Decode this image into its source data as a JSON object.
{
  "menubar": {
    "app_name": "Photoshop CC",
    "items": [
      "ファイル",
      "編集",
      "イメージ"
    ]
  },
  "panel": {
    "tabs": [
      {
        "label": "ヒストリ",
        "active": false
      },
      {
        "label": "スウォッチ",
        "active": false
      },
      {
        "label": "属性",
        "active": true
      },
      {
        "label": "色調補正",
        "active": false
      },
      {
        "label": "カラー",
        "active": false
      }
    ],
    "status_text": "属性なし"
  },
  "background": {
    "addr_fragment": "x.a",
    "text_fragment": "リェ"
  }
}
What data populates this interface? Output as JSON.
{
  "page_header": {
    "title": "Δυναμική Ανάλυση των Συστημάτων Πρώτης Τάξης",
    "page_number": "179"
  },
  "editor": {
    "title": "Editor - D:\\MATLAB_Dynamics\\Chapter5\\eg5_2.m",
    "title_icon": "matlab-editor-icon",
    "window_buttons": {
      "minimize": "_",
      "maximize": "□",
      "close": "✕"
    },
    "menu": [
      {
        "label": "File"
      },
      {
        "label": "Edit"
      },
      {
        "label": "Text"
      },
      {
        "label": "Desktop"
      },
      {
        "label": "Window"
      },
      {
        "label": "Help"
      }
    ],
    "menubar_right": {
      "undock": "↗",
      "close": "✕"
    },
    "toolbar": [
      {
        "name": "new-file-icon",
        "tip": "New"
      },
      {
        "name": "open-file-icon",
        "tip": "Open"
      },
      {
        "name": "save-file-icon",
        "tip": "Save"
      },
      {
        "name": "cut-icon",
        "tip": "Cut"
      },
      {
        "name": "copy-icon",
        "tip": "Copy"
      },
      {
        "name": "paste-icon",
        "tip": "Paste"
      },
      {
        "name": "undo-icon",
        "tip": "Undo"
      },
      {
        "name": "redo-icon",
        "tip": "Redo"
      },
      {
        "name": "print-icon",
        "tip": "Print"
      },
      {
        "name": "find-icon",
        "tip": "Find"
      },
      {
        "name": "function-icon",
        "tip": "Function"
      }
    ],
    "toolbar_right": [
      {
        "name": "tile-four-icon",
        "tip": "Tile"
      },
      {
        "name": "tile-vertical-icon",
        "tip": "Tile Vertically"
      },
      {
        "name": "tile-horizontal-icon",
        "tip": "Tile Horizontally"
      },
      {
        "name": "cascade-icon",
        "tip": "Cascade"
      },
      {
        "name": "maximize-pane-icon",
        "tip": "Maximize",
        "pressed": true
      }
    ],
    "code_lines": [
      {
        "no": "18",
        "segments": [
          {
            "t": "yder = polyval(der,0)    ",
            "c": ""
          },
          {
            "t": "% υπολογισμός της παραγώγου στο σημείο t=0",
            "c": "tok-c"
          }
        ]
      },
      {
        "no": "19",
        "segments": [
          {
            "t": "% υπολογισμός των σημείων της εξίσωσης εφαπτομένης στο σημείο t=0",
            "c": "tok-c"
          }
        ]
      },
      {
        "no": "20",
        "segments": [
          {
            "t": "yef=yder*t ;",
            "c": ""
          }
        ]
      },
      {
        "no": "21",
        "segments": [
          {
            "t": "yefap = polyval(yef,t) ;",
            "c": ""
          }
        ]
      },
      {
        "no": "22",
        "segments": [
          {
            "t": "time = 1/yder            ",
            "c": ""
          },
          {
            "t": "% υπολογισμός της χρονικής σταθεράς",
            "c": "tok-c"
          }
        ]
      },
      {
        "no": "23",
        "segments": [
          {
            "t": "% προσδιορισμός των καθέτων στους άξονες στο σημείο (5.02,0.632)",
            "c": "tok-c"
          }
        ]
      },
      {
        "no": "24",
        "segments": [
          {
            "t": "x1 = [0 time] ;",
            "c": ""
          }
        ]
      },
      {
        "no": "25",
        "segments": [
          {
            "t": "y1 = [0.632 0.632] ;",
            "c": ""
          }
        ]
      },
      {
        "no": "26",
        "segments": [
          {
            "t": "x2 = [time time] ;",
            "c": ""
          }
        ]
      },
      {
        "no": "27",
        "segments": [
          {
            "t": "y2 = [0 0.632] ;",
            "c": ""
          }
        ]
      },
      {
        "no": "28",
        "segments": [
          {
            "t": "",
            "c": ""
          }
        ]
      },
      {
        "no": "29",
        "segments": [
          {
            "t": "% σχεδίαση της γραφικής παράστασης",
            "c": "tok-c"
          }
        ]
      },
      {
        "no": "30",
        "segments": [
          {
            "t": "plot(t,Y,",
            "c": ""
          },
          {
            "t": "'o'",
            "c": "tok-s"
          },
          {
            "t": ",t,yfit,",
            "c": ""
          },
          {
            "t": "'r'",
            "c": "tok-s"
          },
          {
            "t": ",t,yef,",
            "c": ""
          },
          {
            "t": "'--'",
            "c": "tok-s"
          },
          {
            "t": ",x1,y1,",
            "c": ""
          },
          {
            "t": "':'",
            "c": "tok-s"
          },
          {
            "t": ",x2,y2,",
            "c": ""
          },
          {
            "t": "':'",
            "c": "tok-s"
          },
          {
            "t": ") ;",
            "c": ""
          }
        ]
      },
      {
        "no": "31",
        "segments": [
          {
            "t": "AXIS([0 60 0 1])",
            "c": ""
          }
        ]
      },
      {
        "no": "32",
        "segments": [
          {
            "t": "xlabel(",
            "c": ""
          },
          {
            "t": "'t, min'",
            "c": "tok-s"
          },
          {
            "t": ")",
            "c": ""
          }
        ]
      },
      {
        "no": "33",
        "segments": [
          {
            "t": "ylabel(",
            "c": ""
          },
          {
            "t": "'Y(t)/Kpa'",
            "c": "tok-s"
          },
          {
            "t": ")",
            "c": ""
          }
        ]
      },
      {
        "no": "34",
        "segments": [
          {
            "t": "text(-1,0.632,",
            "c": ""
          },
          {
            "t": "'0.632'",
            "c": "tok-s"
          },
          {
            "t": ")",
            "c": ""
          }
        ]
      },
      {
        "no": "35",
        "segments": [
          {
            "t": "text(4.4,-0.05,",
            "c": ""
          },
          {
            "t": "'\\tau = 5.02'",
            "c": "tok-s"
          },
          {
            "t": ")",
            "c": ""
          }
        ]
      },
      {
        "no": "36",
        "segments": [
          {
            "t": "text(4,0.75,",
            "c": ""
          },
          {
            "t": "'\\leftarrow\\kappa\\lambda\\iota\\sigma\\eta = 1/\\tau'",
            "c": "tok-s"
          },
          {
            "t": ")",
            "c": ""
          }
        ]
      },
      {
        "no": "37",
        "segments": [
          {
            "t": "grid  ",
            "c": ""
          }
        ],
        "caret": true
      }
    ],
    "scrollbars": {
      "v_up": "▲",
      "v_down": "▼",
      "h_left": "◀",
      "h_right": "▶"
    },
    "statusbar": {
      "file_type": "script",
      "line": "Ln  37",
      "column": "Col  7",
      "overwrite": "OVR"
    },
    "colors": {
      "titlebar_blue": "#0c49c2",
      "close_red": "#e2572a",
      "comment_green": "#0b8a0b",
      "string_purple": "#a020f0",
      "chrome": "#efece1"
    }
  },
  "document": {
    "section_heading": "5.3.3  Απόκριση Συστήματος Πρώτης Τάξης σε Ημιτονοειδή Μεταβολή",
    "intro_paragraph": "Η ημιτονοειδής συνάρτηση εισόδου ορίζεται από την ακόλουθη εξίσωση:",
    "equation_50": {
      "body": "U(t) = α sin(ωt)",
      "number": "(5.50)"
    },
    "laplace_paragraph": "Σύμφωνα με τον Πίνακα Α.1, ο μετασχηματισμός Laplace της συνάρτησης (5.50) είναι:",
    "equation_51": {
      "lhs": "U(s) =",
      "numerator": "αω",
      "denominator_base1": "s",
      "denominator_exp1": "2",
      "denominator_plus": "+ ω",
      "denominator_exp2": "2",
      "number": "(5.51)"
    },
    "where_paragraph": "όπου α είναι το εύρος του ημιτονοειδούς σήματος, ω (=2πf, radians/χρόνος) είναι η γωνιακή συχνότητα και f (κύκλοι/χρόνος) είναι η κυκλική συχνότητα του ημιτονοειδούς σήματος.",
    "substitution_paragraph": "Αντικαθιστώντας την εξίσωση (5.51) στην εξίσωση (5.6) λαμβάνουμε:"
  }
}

■ ■ ■

# YOUR TASK
Your task is to list each line of the records with the word "data".

# WORKED SOLUTION
Decode this image into its source data as a JSON object.
What data populates this interface? Output as JSON.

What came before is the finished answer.